◆ INPUT RECORDS
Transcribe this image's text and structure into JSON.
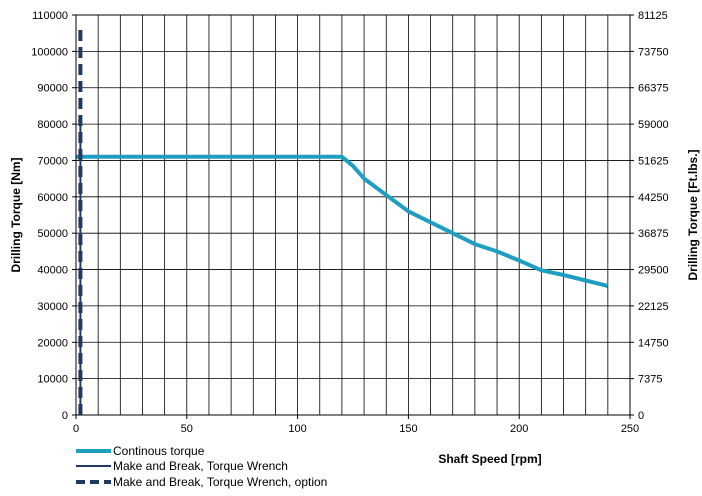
{
  "chart_data": {
    "type": "line",
    "xlabel": "Shaft Speed [rpm]",
    "ylabel": "Drilling Torque [Nm]",
    "y2label": "Drilling Torque [Ft.lbs.]",
    "xlim": [
      0,
      250
    ],
    "ylim": [
      0,
      110000
    ],
    "x_ticks": [
      "0",
      "50",
      "100",
      "150",
      "200",
      "250"
    ],
    "y_ticks": [
      "0",
      "10000",
      "20000",
      "30000",
      "40000",
      "50000",
      "60000",
      "70000",
      "80000",
      "90000",
      "100000",
      "110000"
    ],
    "y2_ticks": [
      "0",
      "7375",
      "14750",
      "22125",
      "29500",
      "36875",
      "44250",
      "51625",
      "59000",
      "66375",
      "73750",
      "81125"
    ],
    "grid": true,
    "legend_position": "bottom-left",
    "colors": {
      "continuous": "#1e9ec1",
      "make_break": "#1f3864",
      "make_break_option": "#1f3864"
    },
    "series": [
      {
        "name": "Continous torque",
        "style": "solid-thick",
        "points": [
          [
            0,
            71000
          ],
          [
            120,
            71000
          ],
          [
            125,
            68500
          ],
          [
            130,
            65000
          ],
          [
            140,
            60500
          ],
          [
            150,
            56000
          ],
          [
            160,
            53000
          ],
          [
            170,
            50000
          ],
          [
            180,
            47000
          ],
          [
            190,
            45000
          ],
          [
            200,
            42500
          ],
          [
            210,
            39800
          ],
          [
            220,
            38500
          ],
          [
            230,
            37000
          ],
          [
            240,
            35500
          ]
        ]
      },
      {
        "name": "Make and Break, Torque Wrench",
        "style": "solid-thin",
        "points": [
          [
            2,
            0
          ],
          [
            2,
            81000
          ],
          [
            1,
            81000
          ]
        ]
      },
      {
        "name": "Make and Break, Torque Wrench,  option",
        "style": "dashed",
        "points": [
          [
            2,
            0
          ],
          [
            2,
            106000
          ],
          [
            0,
            106000
          ]
        ]
      }
    ]
  }
}
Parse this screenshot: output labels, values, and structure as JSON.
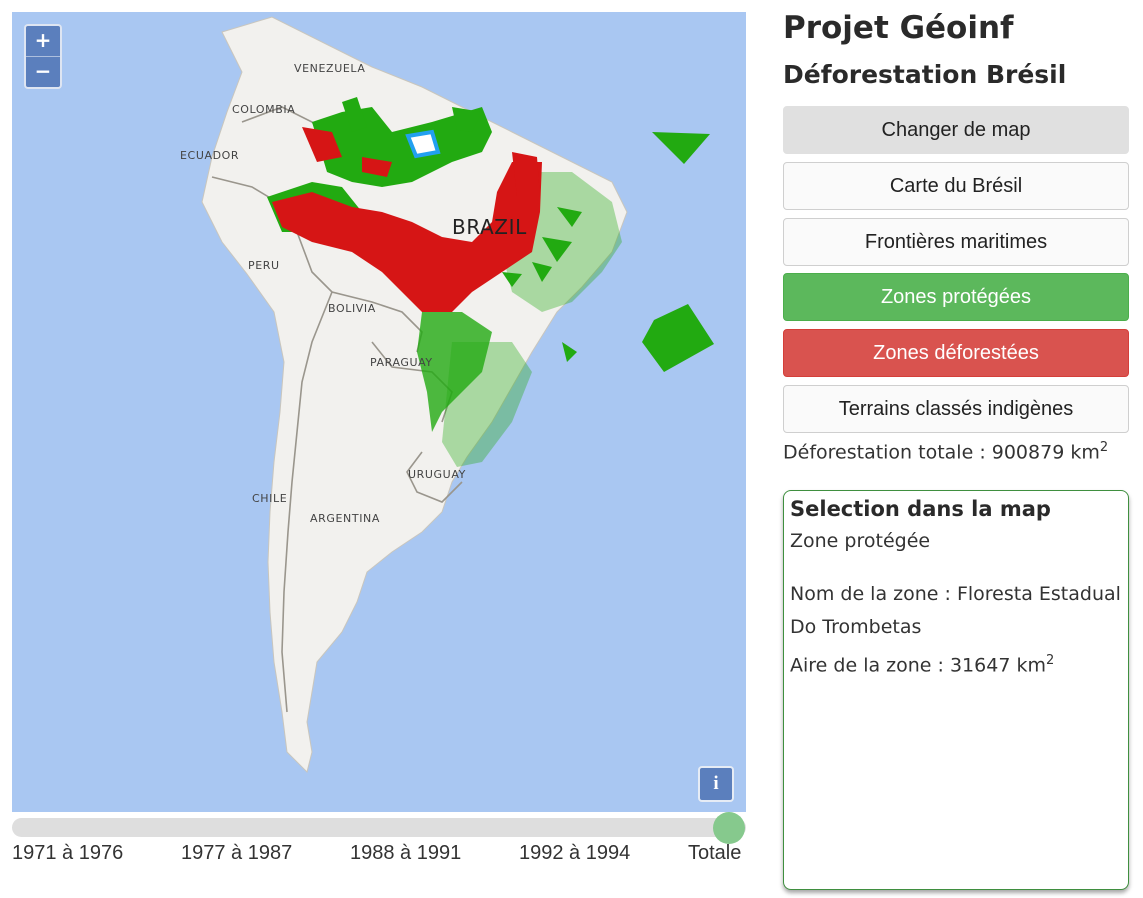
{
  "app": {
    "title": "Projet Géoinf",
    "subtitle": "Déforestation Brésil"
  },
  "map": {
    "zoom_in": "+",
    "zoom_out": "−",
    "info": "i",
    "labels": {
      "venezuela": "VENEZUELA",
      "colombia": "COLOMBIA",
      "ecuador": "ECUADOR",
      "peru": "PERU",
      "bolivia": "BOLIVIA",
      "paraguay": "PARAGUAY",
      "uruguay": "URUGUAY",
      "chile": "CHILE",
      "argentina": "ARGENTINA",
      "brazil": "BRAZIL"
    },
    "colors": {
      "ocean": "#a9c7f2",
      "land": "#f2f1ee",
      "protected": "#22aa11",
      "deforested": "#d61515",
      "selected": "#22a0f0"
    }
  },
  "timeline": {
    "ticks": [
      "1971 à 1976",
      "1977 à 1987",
      "1988 à 1991",
      "1992 à 1994",
      "Totale"
    ],
    "selected": "Totale"
  },
  "buttons": {
    "change_map": "Changer de map",
    "brazil_map": "Carte du Brésil",
    "maritime": "Frontières maritimes",
    "protected": "Zones protégées",
    "deforested": "Zones déforestées",
    "indigenous": "Terrains classés indigènes"
  },
  "stats": {
    "total_label": "Déforestation totale : 900879 km",
    "total_exp": "2"
  },
  "selection": {
    "title": "Selection dans la map",
    "type": "Zone protégée",
    "name_label": "Nom de la zone : Floresta Estadual",
    "name_cont": "Do Trombetas",
    "area_label": "Aire de la zone : 31647 km",
    "area_exp": "2"
  }
}
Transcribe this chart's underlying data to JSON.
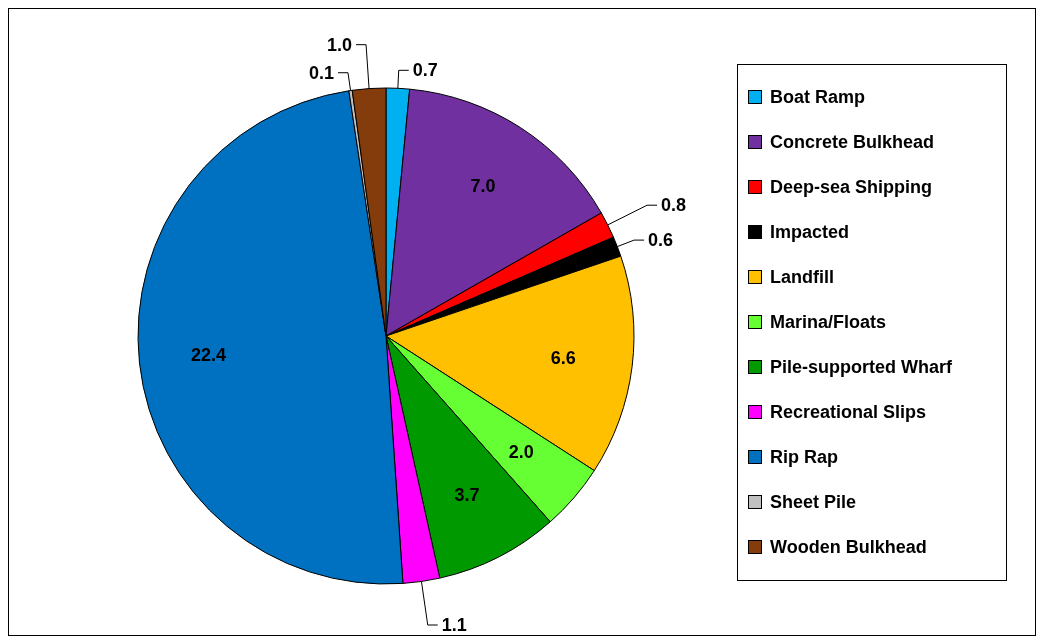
{
  "chart_data": {
    "type": "pie",
    "categories": [
      "Boat Ramp",
      "Concrete Bulkhead",
      "Deep-sea Shipping",
      "Impacted",
      "Landfill",
      "Marina/Floats",
      "Pile-supported Wharf",
      "Recreational Slips",
      "Rip Rap",
      "Sheet Pile",
      "Wooden Bulkhead"
    ],
    "values": [
      0.7,
      7.0,
      0.8,
      0.6,
      6.6,
      2.0,
      3.7,
      1.1,
      22.4,
      0.1,
      1.0
    ],
    "colors": [
      "#00b0f0",
      "#7030a0",
      "#ff0000",
      "#000000",
      "#ffc000",
      "#66ff33",
      "#009900",
      "#ff00ff",
      "#0070c0",
      "#c0c0c0",
      "#843c0c"
    ],
    "value_labels": [
      "0.7",
      "7.0",
      "0.8",
      "0.6",
      "6.6",
      "2.0",
      "3.7",
      "1.1",
      "22.4",
      "0.1",
      "1.0"
    ],
    "legend": "right"
  }
}
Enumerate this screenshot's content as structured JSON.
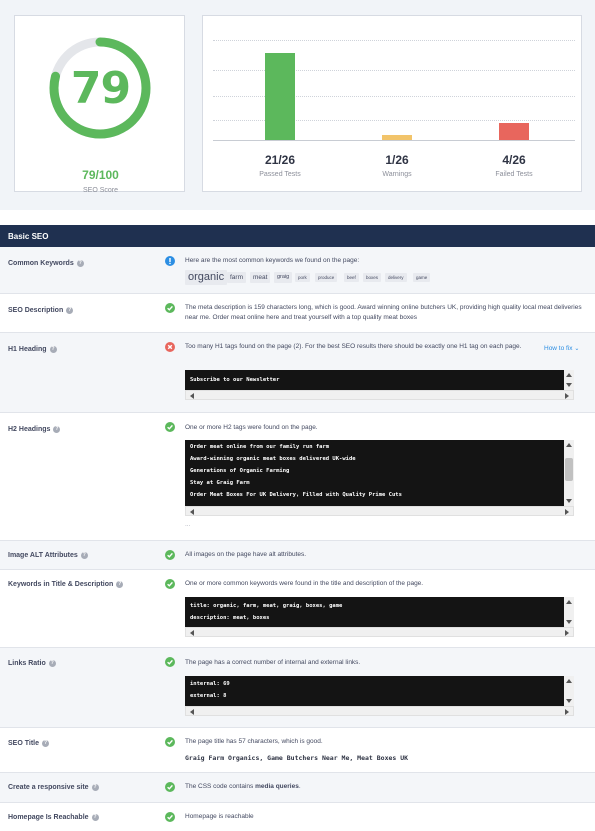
{
  "score": {
    "value": "79",
    "fraction": "79/100",
    "label": "SEO Score",
    "percent": 79
  },
  "tests": {
    "max": 26,
    "items": [
      {
        "value": "21/26",
        "label": "Passed Tests",
        "count": 21,
        "color": "#5cb85c"
      },
      {
        "value": "1/26",
        "label": "Warnings",
        "count": 1,
        "color": "#f2c46a"
      },
      {
        "value": "4/26",
        "label": "Failed Tests",
        "count": 4,
        "color": "#e8665d"
      }
    ]
  },
  "section_title": "Basic SEO",
  "rows": {
    "common_keywords": {
      "label": "Common Keywords",
      "message": "Here are the most common keywords we found on the page:",
      "keywords": [
        "organic",
        "farm",
        "meat",
        "graig",
        "pork",
        "produce",
        "beef",
        "boxes",
        "delivery",
        "game"
      ]
    },
    "seo_description": {
      "label": "SEO Description",
      "message": "The meta description is 159 characters long, which is good. Award winning online butchers UK, providing high quality local meat deliveries near me. Order meat online here and treat yourself with a top quality meat boxes"
    },
    "h1_heading": {
      "label": "H1 Heading",
      "message": "Too many H1 tags found on the page (2). For the best SEO results there should be exactly one H1 tag on each page.",
      "how_to_fix": "How to fix",
      "code": [
        "Subscribe to our Newsletter"
      ]
    },
    "h2_headings": {
      "label": "H2 Headings",
      "message": "One or more H2 tags were found on the page.",
      "code": [
        "Order meat online from our family run farm",
        "Award-winning organic meat boxes delivered UK-wide",
        "Generations of Organic Farming",
        "Stay at Graig Farm",
        "Order Meat Boxes For UK Delivery, Filled with Quality Prime Cuts"
      ],
      "more": "..."
    },
    "image_alt": {
      "label": "Image ALT Attributes",
      "message": "All images on the page have alt attributes."
    },
    "keywords_title_desc": {
      "label": "Keywords in Title & Description",
      "message": "One or more common keywords were found in the title and description of the page.",
      "code": [
        "title: organic, farm, meat, graig, boxes, game",
        "description: meat, boxes"
      ]
    },
    "links_ratio": {
      "label": "Links Ratio",
      "message": "The page has a correct number of internal and external links.",
      "code": [
        "internal: 69",
        "external: 8"
      ]
    },
    "seo_title": {
      "label": "SEO Title",
      "message": "The page title has 57 characters, which is good.",
      "title_value": "Graig Farm Organics, Game Butchers Near Me, Meat Boxes UK"
    },
    "responsive": {
      "label": "Create a responsive site",
      "message_prefix": "The CSS code contains ",
      "message_strong": "media queries",
      "message_suffix": "."
    },
    "reachable": {
      "label": "Homepage Is Reachable",
      "message": "Homepage is reachable"
    }
  }
}
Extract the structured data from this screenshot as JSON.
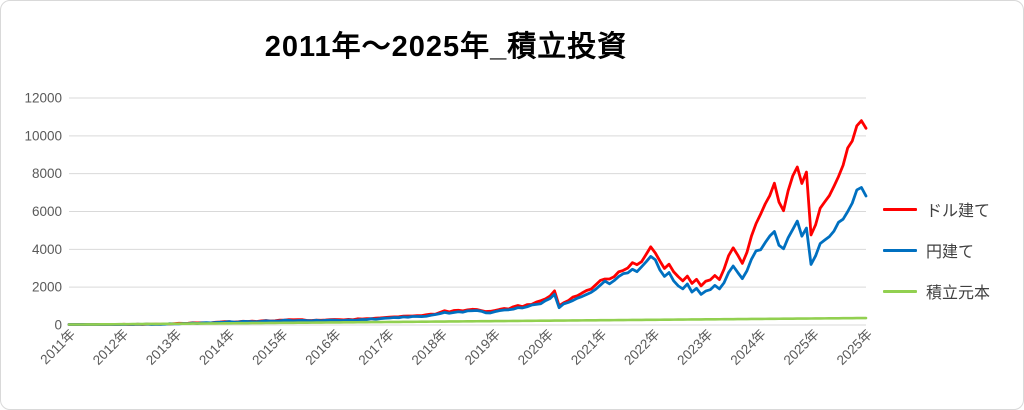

◆ TASK DETAILS
Leave images out of the retyped records; keep all else exact.

◆ ANSWER TO THE EXERCISE
Transcribe this image's text and structure into JSON.
{
  "chart_data": {
    "type": "line",
    "xlabel": "Shaft Speed [rpm]",
    "ylabel": "Drilling Torque [Nm]",
    "y2label": "Drilling Torque [Ft.lbs.]",
    "xlim": [
      0,
      250
    ],
    "ylim": [
      0,
      110000
    ],
    "x_ticks": [
      "0",
      "50",
      "100",
      "150",
      "200",
      "250"
    ],
    "y_ticks": [
      "0",
      "10000",
      "20000",
      "30000",
      "40000",
      "50000",
      "60000",
      "70000",
      "80000",
      "90000",
      "100000",
      "110000"
    ],
    "y2_ticks": [
      "0",
      "7375",
      "14750",
      "22125",
      "29500",
      "36875",
      "44250",
      "51625",
      "59000",
      "66375",
      "73750",
      "81125"
    ],
    "grid": true,
    "legend_position": "bottom-left",
    "colors": {
      "continuous": "#1e9ec1",
      "make_break": "#1f3864",
      "make_break_option": "#1f3864"
    },
    "series": [
      {
        "name": "Continous torque",
        "style": "solid-thick",
        "points": [
          [
            0,
            71000
          ],
          [
            120,
            71000
          ],
          [
            125,
            68500
          ],
          [
            130,
            65000
          ],
          [
            140,
            60500
          ],
          [
            150,
            56000
          ],
          [
            160,
            53000
          ],
          [
            170,
            50000
          ],
          [
            180,
            47000
          ],
          [
            190,
            45000
          ],
          [
            200,
            42500
          ],
          [
            210,
            39800
          ],
          [
            220,
            38500
          ],
          [
            230,
            37000
          ],
          [
            240,
            35500
          ]
        ]
      },
      {
        "name": "Make and Break, Torque Wrench",
        "style": "solid-thin",
        "points": [
          [
            2,
            0
          ],
          [
            2,
            81000
          ],
          [
            1,
            81000
          ]
        ]
      },
      {
        "name": "Make and Break, Torque Wrench,  option",
        "style": "dashed",
        "points": [
          [
            2,
            0
          ],
          [
            2,
            106000
          ],
          [
            0,
            106000
          ]
        ]
      }
    ]
  }
}
Parse this screenshot: output labels, values, and structure as JSON.
{
  "app": {
    "title": "Projet Géoinf",
    "subtitle": "Déforestation Brésil"
  },
  "map": {
    "zoom_in": "+",
    "zoom_out": "−",
    "info": "i",
    "labels": {
      "venezuela": "VENEZUELA",
      "colombia": "COLOMBIA",
      "ecuador": "ECUADOR",
      "peru": "PERU",
      "bolivia": "BOLIVIA",
      "paraguay": "PARAGUAY",
      "uruguay": "URUGUAY",
      "chile": "CHILE",
      "argentina": "ARGENTINA",
      "brazil": "BRAZIL"
    },
    "colors": {
      "ocean": "#a9c7f2",
      "land": "#f2f1ee",
      "protected": "#22aa11",
      "deforested": "#d61515",
      "selected": "#22a0f0"
    }
  },
  "timeline": {
    "ticks": [
      "1971 à 1976",
      "1977 à 1987",
      "1988 à 1991",
      "1992 à 1994",
      "Totale"
    ],
    "selected": "Totale"
  },
  "buttons": {
    "change_map": "Changer de map",
    "brazil_map": "Carte du Brésil",
    "maritime": "Frontières maritimes",
    "protected": "Zones protégées",
    "deforested": "Zones déforestées",
    "indigenous": "Terrains classés indigènes"
  },
  "stats": {
    "total_label": "Déforestation totale : 900879 km",
    "total_exp": "2"
  },
  "selection": {
    "title": "Selection dans la map",
    "type": "Zone protégée",
    "name_label": "Nom de la zone : Floresta Estadual",
    "name_cont": "Do Trombetas",
    "area_label": "Aire de la zone : 31647 km",
    "area_exp": "2"
  }
}
Transcribe this chart's underlying data to JSON.
{
  "chart_data": {
    "type": "pie",
    "categories": [
      "Boat Ramp",
      "Concrete Bulkhead",
      "Deep-sea Shipping",
      "Impacted",
      "Landfill",
      "Marina/Floats",
      "Pile-supported Wharf",
      "Recreational Slips",
      "Rip Rap",
      "Sheet Pile",
      "Wooden Bulkhead"
    ],
    "values": [
      0.7,
      7.0,
      0.8,
      0.6,
      6.6,
      2.0,
      3.7,
      1.1,
      22.4,
      0.1,
      1.0
    ],
    "colors": [
      "#00b0f0",
      "#7030a0",
      "#ff0000",
      "#000000",
      "#ffc000",
      "#66ff33",
      "#009900",
      "#ff00ff",
      "#0070c0",
      "#c0c0c0",
      "#843c0c"
    ],
    "value_labels": [
      "0.7",
      "7.0",
      "0.8",
      "0.6",
      "6.6",
      "2.0",
      "3.7",
      "1.1",
      "22.4",
      "0.1",
      "1.0"
    ],
    "legend": "right"
  }
}
Enumerate this screenshot's content as structured JSON.
{
  "score": {
    "value": "79",
    "fraction": "79/100",
    "label": "SEO Score",
    "percent": 79
  },
  "tests": {
    "max": 26,
    "items": [
      {
        "value": "21/26",
        "label": "Passed Tests",
        "count": 21,
        "color": "#5cb85c"
      },
      {
        "value": "1/26",
        "label": "Warnings",
        "count": 1,
        "color": "#f2c46a"
      },
      {
        "value": "4/26",
        "label": "Failed Tests",
        "count": 4,
        "color": "#e8665d"
      }
    ]
  },
  "section_title": "Basic SEO",
  "rows": {
    "common_keywords": {
      "label": "Common Keywords",
      "message": "Here are the most common keywords we found on the page:",
      "keywords": [
        "organic",
        "farm",
        "meat",
        "graig",
        "pork",
        "produce",
        "beef",
        "boxes",
        "delivery",
        "game"
      ]
    },
    "seo_description": {
      "label": "SEO Description",
      "message": "The meta description is 159 characters long, which is good. Award winning online butchers UK, providing high quality local meat deliveries near me. Order meat online here and treat yourself with a top quality meat boxes"
    },
    "h1_heading": {
      "label": "H1 Heading",
      "message": "Too many H1 tags found on the page (2). For the best SEO results there should be exactly one H1 tag on each page.",
      "how_to_fix": "How to fix",
      "code": [
        "Subscribe to our Newsletter"
      ]
    },
    "h2_headings": {
      "label": "H2 Headings",
      "message": "One or more H2 tags were found on the page.",
      "code": [
        "Order meat online from our family run farm",
        "Award-winning organic meat boxes delivered UK-wide",
        "Generations of Organic Farming",
        "Stay at Graig Farm",
        "Order Meat Boxes For UK Delivery, Filled with Quality Prime Cuts"
      ],
      "more": "..."
    },
    "image_alt": {
      "label": "Image ALT Attributes",
      "message": "All images on the page have alt attributes."
    },
    "keywords_title_desc": {
      "label": "Keywords in Title & Description",
      "message": "One or more common keywords were found in the title and description of the page.",
      "code": [
        "title: organic, farm, meat, graig, boxes, game",
        "description: meat, boxes"
      ]
    },
    "links_ratio": {
      "label": "Links Ratio",
      "message": "The page has a correct number of internal and external links.",
      "code": [
        "internal: 69",
        "external: 8"
      ]
    },
    "seo_title": {
      "label": "SEO Title",
      "message": "The page title has 57 characters, which is good.",
      "title_value": "Graig Farm Organics, Game Butchers Near Me, Meat Boxes UK"
    },
    "responsive": {
      "label": "Create a responsive site",
      "message_prefix": "The CSS code contains ",
      "message_strong": "media queries",
      "message_suffix": "."
    },
    "reachable": {
      "label": "Homepage Is Reachable",
      "message": "Homepage is reachable"
    }
  }
}
Extract the structured data from this screenshot as JSON.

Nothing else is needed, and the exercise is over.